::: RECORD LIST :::

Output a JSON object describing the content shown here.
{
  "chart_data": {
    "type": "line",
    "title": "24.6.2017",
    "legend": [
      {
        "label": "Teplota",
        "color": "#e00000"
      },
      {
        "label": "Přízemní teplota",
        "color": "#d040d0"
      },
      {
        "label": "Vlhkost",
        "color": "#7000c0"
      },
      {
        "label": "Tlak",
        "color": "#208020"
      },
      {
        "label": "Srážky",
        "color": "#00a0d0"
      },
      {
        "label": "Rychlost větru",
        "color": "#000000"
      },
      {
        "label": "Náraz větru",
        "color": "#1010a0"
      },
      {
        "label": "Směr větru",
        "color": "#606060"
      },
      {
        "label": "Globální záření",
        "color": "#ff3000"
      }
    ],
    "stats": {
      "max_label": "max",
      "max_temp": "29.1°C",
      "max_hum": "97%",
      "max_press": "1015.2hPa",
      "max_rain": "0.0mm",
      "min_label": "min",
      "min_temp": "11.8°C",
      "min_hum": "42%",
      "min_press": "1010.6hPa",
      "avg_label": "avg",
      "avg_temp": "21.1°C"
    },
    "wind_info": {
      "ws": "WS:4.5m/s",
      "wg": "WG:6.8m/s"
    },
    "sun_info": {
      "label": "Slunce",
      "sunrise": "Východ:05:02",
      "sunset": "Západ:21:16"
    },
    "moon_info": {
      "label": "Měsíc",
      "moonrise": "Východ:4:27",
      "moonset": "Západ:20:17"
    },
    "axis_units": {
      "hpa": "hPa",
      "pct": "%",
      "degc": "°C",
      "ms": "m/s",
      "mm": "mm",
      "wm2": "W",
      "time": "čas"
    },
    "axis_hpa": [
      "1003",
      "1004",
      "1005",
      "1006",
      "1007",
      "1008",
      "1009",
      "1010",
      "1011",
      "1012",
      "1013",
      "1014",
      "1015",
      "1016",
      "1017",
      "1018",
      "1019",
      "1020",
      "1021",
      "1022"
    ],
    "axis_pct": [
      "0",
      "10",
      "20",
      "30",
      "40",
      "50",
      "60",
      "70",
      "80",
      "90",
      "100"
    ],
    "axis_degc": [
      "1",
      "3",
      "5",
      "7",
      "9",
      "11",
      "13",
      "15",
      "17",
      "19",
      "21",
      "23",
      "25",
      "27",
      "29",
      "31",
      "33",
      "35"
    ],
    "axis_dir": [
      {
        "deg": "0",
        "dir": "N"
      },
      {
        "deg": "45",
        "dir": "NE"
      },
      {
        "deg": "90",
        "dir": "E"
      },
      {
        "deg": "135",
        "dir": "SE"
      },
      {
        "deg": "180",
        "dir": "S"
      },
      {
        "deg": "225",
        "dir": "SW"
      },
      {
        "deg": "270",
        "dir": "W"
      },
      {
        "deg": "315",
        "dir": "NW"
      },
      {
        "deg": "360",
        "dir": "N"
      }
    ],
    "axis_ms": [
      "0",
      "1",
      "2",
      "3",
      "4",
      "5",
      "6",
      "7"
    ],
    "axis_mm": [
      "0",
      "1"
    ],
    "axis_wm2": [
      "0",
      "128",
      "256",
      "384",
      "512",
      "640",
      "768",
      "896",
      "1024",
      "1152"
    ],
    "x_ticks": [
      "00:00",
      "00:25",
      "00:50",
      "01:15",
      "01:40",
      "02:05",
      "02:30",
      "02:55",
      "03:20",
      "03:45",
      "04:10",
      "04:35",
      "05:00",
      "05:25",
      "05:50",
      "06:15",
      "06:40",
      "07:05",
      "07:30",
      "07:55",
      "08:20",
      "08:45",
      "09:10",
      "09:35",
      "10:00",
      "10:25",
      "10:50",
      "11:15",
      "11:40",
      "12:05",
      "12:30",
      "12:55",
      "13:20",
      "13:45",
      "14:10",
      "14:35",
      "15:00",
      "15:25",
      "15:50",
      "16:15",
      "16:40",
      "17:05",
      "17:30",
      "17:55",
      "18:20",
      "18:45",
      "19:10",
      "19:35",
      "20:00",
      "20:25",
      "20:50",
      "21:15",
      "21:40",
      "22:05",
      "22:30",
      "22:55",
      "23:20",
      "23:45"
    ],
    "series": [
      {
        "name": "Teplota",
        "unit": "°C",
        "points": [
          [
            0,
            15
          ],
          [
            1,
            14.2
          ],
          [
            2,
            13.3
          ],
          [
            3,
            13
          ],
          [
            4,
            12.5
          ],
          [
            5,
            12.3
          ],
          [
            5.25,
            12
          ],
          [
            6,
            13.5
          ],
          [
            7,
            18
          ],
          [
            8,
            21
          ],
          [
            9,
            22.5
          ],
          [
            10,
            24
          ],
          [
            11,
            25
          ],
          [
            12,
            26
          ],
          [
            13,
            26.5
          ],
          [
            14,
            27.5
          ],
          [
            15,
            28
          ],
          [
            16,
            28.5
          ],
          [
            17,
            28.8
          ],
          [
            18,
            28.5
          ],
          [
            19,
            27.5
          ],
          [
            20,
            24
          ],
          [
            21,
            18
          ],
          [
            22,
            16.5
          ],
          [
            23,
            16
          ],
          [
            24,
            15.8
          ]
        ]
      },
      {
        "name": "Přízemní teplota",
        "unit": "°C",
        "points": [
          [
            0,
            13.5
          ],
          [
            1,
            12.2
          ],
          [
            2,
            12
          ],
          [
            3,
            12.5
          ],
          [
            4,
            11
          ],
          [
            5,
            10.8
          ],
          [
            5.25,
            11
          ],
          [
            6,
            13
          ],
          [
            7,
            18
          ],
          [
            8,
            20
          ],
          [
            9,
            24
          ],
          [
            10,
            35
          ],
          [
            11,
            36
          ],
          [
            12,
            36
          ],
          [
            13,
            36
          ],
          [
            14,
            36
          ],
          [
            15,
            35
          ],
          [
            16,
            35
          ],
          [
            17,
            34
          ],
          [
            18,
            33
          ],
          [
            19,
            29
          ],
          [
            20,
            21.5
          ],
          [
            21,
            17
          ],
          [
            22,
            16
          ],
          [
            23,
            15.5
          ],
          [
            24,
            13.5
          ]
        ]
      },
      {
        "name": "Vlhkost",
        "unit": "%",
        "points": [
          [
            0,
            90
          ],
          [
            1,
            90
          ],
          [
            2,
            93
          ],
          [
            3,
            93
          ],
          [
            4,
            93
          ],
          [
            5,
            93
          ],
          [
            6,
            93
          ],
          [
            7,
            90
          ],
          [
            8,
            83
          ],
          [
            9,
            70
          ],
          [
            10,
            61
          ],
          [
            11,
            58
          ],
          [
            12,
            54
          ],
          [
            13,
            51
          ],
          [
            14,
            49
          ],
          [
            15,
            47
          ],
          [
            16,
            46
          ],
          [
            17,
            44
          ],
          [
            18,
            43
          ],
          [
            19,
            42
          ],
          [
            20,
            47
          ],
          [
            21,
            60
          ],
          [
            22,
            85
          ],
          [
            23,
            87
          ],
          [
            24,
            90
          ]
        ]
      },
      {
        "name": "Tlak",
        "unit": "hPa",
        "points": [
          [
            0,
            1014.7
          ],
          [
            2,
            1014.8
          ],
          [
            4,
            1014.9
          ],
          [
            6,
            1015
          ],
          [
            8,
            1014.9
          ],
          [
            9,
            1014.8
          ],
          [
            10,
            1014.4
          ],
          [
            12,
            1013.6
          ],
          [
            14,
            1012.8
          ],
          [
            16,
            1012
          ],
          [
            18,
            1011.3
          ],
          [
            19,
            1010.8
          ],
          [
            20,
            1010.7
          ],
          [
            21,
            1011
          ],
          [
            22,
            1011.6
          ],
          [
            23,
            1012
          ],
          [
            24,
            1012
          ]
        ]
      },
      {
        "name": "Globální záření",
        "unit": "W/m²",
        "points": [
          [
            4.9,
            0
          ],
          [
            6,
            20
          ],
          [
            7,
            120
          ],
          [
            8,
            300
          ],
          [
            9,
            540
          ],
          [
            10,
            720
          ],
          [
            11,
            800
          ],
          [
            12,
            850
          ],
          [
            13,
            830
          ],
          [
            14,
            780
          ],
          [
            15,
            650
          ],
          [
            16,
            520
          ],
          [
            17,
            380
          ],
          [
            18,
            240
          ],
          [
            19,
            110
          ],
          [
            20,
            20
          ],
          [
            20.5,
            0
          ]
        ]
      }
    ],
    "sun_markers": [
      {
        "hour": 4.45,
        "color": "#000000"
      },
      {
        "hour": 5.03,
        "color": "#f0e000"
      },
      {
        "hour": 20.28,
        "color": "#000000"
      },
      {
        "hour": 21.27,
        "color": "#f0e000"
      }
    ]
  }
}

:::

Copy all lines of the material above where the string "Východ" occurs.

      "sunrise": "Východ:05:02",
      "moonrise": "Východ:4:27",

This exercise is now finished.